→ **DATA ROWS**:
** begin **

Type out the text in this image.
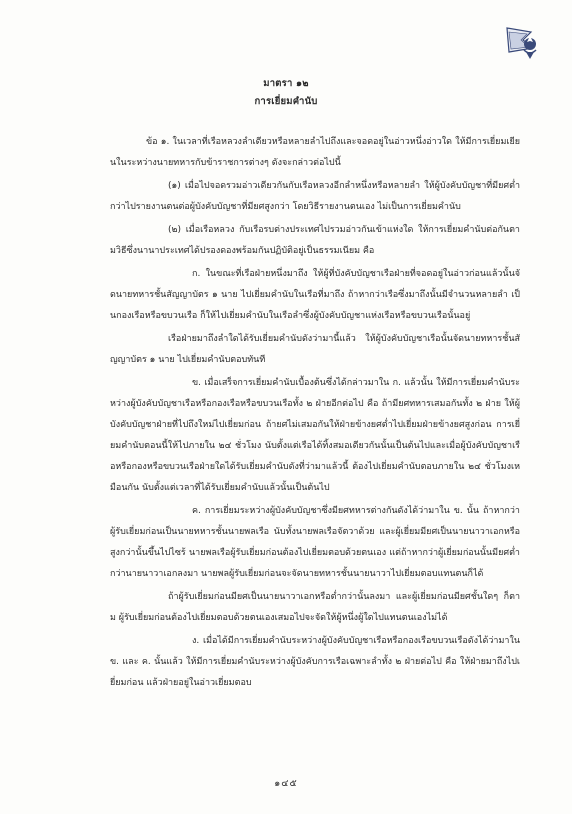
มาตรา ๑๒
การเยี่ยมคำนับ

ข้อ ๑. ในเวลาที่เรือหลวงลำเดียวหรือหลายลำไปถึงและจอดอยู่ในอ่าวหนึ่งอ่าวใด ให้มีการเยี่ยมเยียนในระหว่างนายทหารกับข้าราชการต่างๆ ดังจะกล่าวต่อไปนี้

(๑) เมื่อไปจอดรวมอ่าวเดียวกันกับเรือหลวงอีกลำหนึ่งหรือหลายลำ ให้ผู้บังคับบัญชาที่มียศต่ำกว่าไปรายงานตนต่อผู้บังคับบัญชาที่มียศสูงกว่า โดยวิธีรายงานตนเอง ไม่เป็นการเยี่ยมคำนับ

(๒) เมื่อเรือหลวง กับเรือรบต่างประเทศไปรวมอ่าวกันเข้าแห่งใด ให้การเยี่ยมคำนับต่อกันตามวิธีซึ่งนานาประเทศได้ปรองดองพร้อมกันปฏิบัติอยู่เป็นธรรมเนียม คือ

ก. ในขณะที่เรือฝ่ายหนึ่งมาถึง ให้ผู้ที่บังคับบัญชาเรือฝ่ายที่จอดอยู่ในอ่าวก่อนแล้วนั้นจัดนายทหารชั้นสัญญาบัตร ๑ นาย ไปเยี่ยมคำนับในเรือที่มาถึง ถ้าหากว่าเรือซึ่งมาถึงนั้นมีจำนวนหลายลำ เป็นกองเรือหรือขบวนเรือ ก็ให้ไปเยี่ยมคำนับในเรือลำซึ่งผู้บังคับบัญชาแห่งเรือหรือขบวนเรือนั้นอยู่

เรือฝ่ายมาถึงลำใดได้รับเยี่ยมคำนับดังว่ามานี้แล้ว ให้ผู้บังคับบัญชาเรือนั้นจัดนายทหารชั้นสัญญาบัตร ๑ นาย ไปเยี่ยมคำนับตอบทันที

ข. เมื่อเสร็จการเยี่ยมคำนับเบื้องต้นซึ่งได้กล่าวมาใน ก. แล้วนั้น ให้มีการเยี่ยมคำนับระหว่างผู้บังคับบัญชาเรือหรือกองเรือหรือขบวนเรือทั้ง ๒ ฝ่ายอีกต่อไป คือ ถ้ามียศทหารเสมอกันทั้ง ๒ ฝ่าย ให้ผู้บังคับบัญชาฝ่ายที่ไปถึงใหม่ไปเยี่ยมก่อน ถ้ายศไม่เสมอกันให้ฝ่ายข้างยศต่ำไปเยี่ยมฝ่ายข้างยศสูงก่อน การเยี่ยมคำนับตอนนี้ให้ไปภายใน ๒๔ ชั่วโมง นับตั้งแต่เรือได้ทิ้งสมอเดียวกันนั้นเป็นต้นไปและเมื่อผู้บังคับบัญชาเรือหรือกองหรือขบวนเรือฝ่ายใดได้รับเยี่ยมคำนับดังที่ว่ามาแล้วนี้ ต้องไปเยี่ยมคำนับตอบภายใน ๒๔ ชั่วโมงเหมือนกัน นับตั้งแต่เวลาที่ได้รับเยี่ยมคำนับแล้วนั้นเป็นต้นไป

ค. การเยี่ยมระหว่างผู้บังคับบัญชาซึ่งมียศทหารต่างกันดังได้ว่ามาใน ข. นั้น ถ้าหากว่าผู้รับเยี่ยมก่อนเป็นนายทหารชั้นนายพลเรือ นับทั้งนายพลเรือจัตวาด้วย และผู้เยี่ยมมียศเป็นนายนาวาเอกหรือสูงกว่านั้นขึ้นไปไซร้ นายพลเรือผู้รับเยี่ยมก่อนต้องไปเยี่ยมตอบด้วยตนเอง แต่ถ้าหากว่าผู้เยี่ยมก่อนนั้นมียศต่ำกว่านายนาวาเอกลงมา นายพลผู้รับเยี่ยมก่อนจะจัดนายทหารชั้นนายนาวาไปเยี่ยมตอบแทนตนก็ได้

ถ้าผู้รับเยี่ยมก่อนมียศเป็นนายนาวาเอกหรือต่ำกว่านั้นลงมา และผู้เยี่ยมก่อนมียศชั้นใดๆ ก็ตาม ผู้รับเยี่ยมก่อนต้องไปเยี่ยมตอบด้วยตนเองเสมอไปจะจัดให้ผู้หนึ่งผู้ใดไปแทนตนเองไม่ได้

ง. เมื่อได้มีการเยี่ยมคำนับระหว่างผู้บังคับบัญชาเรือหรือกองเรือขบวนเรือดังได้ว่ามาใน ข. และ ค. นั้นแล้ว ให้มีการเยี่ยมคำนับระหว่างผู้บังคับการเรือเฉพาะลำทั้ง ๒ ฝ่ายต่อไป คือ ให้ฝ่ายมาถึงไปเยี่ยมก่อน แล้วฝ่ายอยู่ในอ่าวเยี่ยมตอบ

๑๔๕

** end **
** begin **

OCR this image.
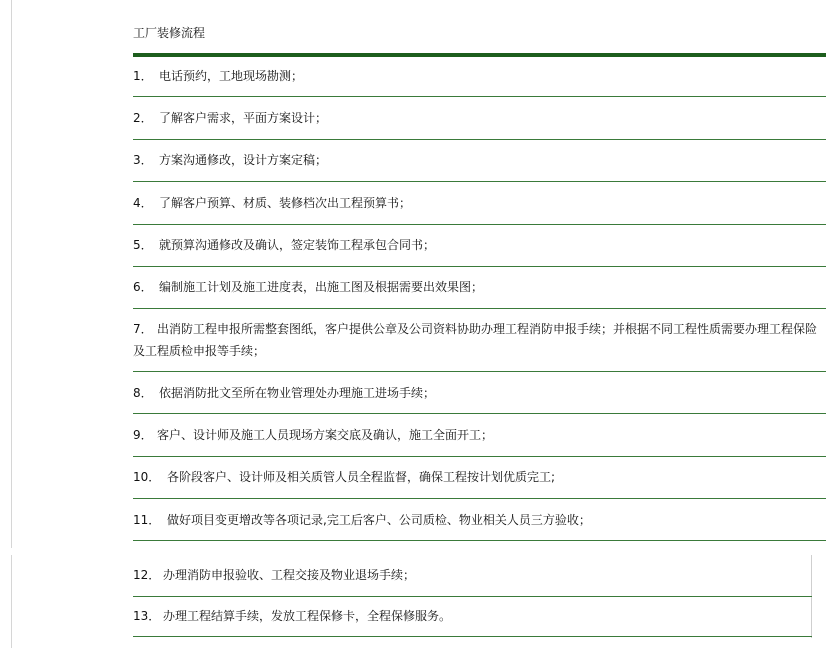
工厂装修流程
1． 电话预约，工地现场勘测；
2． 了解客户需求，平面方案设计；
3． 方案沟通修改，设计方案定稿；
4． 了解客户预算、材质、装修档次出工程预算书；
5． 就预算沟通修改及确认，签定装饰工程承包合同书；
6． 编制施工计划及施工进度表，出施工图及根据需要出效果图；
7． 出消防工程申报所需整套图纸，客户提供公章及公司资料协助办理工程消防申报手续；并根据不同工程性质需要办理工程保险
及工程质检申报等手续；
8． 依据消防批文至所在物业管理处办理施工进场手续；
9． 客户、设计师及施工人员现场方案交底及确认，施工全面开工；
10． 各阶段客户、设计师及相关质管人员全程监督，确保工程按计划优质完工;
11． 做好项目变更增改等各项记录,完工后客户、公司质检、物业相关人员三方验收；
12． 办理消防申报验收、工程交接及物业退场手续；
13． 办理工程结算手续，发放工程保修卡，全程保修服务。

** end **

→ **EXERCISE TASK**: Gather, from the listing above, every line carrying the word "าหากว".

→ **RESULT OF THE TASK**:
ก. ในขณะที่เรือฝ่ายหนึ่งมาถึง ให้ผู้ที่บังคับบัญชาเรือฝ่ายที่จอดอยู่ในอ่าวก่อนแล้วนั้นจัดนายทหารชั้นสัญญาบัตร ๑ นาย ไปเยี่ยมคำนับในเรือที่มาถึง ถ้าหากว่าเรือซึ่งมาถึงนั้นมีจำนวนหลายลำ เป็นกองเรือหรือขบวนเรือ ก็ให้ไปเยี่ยมคำนับในเรือลำซึ่งผู้บังคับบัญชาแห่งเรือหรือขบวนเรือนั้นอยู่
ค. การเยี่ยมระหว่างผู้บังคับบัญชาซึ่งมียศทหารต่างกันดังได้ว่ามาใน ข. นั้น ถ้าหากว่าผู้รับเยี่ยมก่อนเป็นนายทหารชั้นนายพลเรือ นับทั้งนายพลเรือจัตวาด้วย และผู้เยี่ยมมียศเป็นนายนาวาเอกหรือสูงกว่านั้นขึ้นไปไซร้ นายพลเรือผู้รับเยี่ยมก่อนต้องไปเยี่ยมตอบด้วยตนเอง แต่ถ้าหากว่าผู้เยี่ยมก่อนนั้นมียศต่ำกว่านายนาวาเอกลงมา นายพลผู้รับเยี่ยมก่อนจะจัดนายทหารชั้นนายนาวาไปเยี่ยมตอบแทนตนก็ได้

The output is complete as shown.